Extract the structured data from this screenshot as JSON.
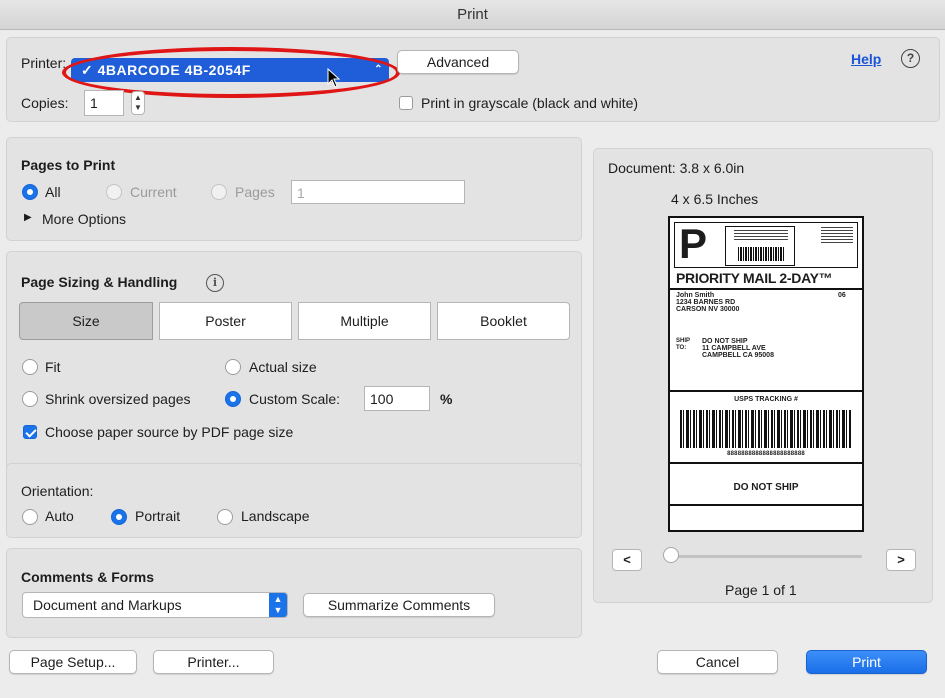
{
  "window": {
    "title": "Print"
  },
  "printer": {
    "label": "Printer:",
    "selected": "4BARCODE 4B-2054F",
    "advanced_label": "Advanced",
    "help_label": "Help",
    "copies_label": "Copies:",
    "copies_value": "1",
    "grayscale_label": "Print in grayscale (black and white)"
  },
  "pages_to_print": {
    "title": "Pages to Print",
    "all_label": "All",
    "current_label": "Current",
    "pages_label": "Pages",
    "pages_value": "1",
    "more_options_label": "More Options"
  },
  "page_sizing": {
    "title": "Page Sizing & Handling",
    "tabs": [
      "Size",
      "Poster",
      "Multiple",
      "Booklet"
    ],
    "fit_label": "Fit",
    "actual_size_label": "Actual size",
    "shrink_label": "Shrink oversized pages",
    "custom_scale_label": "Custom Scale:",
    "custom_scale_value": "100",
    "percent_label": "%",
    "paper_source_label": "Choose paper source by PDF page size"
  },
  "orientation": {
    "title": "Orientation:",
    "auto_label": "Auto",
    "portrait_label": "Portrait",
    "landscape_label": "Landscape"
  },
  "comments_forms": {
    "title": "Comments & Forms",
    "selected": "Document and Markups",
    "summarize_label": "Summarize Comments"
  },
  "preview": {
    "document_size": "Document: 3.8 x 6.0in",
    "paper_size": "4 x 6.5 Inches",
    "page_indicator": "Page 1 of 1",
    "prev_label": "<",
    "next_label": ">",
    "slider_position": 0
  },
  "shipping_label": {
    "p_letter": "P",
    "priority_text": "PRIORITY MAIL 2-DAY™",
    "from_name": "John Smith",
    "from_addr1": "1234 BARNES RD",
    "from_addr2": "CARSON NV 30000",
    "box_num": "06",
    "ship_to_label": "SHIP TO:",
    "to_name": "DO NOT SHIP",
    "to_addr1": "11 CAMPBELL AVE",
    "to_addr2": "CAMPBELL CA 95008",
    "tracking_label": "USPS TRACKING #",
    "tracking_number": "8888888888888888888888",
    "bottom_text": "DO NOT SHIP"
  },
  "footer": {
    "page_setup_label": "Page Setup...",
    "printer_label": "Printer...",
    "cancel_label": "Cancel",
    "print_label": "Print"
  },
  "colors": {
    "accent": "#1a73e8",
    "annotation": "#e01515"
  }
}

_ _ _ _ _

Reproduce the material word for word, minus the images.

[ANSWER BELOW]:
Extract the structured data from this screenshot as JSON.
{
  "window": {
    "title": "Print"
  },
  "printer": {
    "label": "Printer:",
    "selected": "4BARCODE 4B-2054F",
    "advanced_label": "Advanced",
    "help_label": "Help",
    "copies_label": "Copies:",
    "copies_value": "1",
    "grayscale_label": "Print in grayscale (black and white)"
  },
  "pages_to_print": {
    "title": "Pages to Print",
    "all_label": "All",
    "current_label": "Current",
    "pages_label": "Pages",
    "pages_value": "1",
    "more_options_label": "More Options"
  },
  "page_sizing": {
    "title": "Page Sizing & Handling",
    "tabs": [
      "Size",
      "Poster",
      "Multiple",
      "Booklet"
    ],
    "fit_label": "Fit",
    "actual_size_label": "Actual size",
    "shrink_label": "Shrink oversized pages",
    "custom_scale_label": "Custom Scale:",
    "custom_scale_value": "100",
    "percent_label": "%",
    "paper_source_label": "Choose paper source by PDF page size"
  },
  "orientation": {
    "title": "Orientation:",
    "auto_label": "Auto",
    "portrait_label": "Portrait",
    "landscape_label": "Landscape"
  },
  "comments_forms": {
    "title": "Comments & Forms",
    "selected": "Document and Markups",
    "summarize_label": "Summarize Comments"
  },
  "preview": {
    "document_size": "Document: 3.8 x 6.0in",
    "paper_size": "4 x 6.5 Inches",
    "page_indicator": "Page 1 of 1",
    "prev_label": "<",
    "next_label": ">",
    "slider_position": 0
  },
  "shipping_label": {
    "p_letter": "P",
    "priority_text": "PRIORITY MAIL 2-DAY™",
    "from_name": "John Smith",
    "from_addr1": "1234 BARNES RD",
    "from_addr2": "CARSON NV 30000",
    "box_num": "06",
    "ship_to_label": "SHIP TO:",
    "to_name": "DO NOT SHIP",
    "to_addr1": "11 CAMPBELL AVE",
    "to_addr2": "CAMPBELL CA 95008",
    "tracking_label": "USPS TRACKING #",
    "tracking_number": "8888888888888888888888",
    "bottom_text": "DO NOT SHIP"
  },
  "footer": {
    "page_setup_label": "Page Setup...",
    "printer_label": "Printer...",
    "cancel_label": "Cancel",
    "print_label": "Print"
  },
  "colors": {
    "accent": "#1a73e8",
    "annotation": "#e01515"
  }
}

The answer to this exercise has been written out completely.